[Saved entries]

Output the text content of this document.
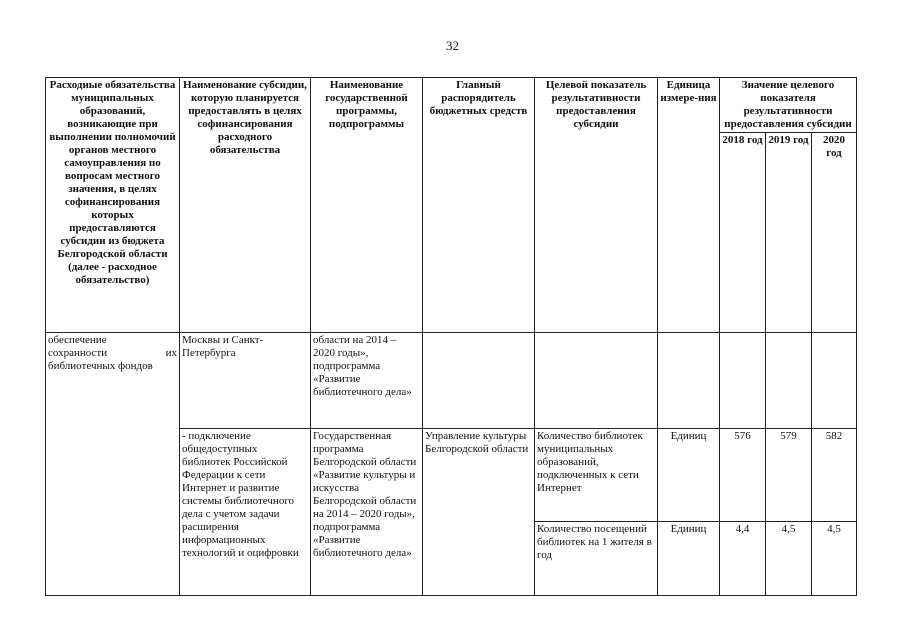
32
Расходные обязательства муниципальных образований, возникающие при выполнении полномочий органов местного самоуправления по вопросам местного значения, в целях софинансирования которых предоставляются субсидии из бюджета Белгородской области (далее - расходное обязательство)	Наименование субсидии, которую планируется предоставлять в целях софинансирования расходного обязательства	Наименование государственной программы, подпрограммы	Главный распорядитель бюджетных средств	Целевой показатель результативности предоставления субсидии	Единица измере-ния	Значение целевого показателя результативности предоставления субсидии		
						2018 год	2019 год	2020 год

обеспечение
сохранности их
библиотечных фондов	Москвы и Санкт-Петербурга	области на 2014 – 2020 годы», подпрограмма «Развитие библиотечного дела»						
	- подключение общедоступных библиотек Российской Федерации к сети Интернет и развитие системы библиотечного дела с учетом задачи расширения информационных технологий и оцифровки	Государственная программа Белгородской области «Развитие культуры и искусства Белгородской области на 2014 – 2020 годы», подпрограмма «Развитие библиотечного дела»	Управление культуры Белгородской области	Количество библиотек муниципальных образований, подключенных к сети Интернет	Единиц	576	579	582
				Количество посещений библиотек на 1 жителя в год	Единиц	4,4	4,5	4,5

-- Given task --
Generate a word-for-word copy of the preceding records, excluding all pictures.

-- Full answer --
Output the text content of this document.
32
Расходные обязательства муниципальных образований, возникающие при выполнении полномочий органов местного самоуправления по вопросам местного значения, в целях софинансирования которых предоставляются субсидии из бюджета Белгородской области (далее - расходное обязательство)	Наименование субсидии, которую планируется предоставлять в целях софинансирования расходного обязательства	Наименование государственной программы, подпрограммы	Главный распорядитель бюджетных средств	Целевой показатель результативности предоставления субсидии	Единица измере-ния	Значение целевого показателя результативности предоставления субсидии		
						2018 год	2019 год	2020 год

обеспечение
сохранности их
библиотечных фондов	Москвы и Санкт-Петербурга	области на 2014 – 2020 годы», подпрограмма «Развитие библиотечного дела»						
	- подключение общедоступных библиотек Российской Федерации к сети Интернет и развитие системы библиотечного дела с учетом задачи расширения информационных технологий и оцифровки	Государственная программа Белгородской области «Развитие культуры и искусства Белгородской области на 2014 – 2020 годы», подпрограмма «Развитие библиотечного дела»	Управление культуры Белгородской области	Количество библиотек муниципальных образований, подключенных к сети Интернет	Единиц	576	579	582
				Количество посещений библиотек на 1 жителя в год	Единиц	4,4	4,5	4,5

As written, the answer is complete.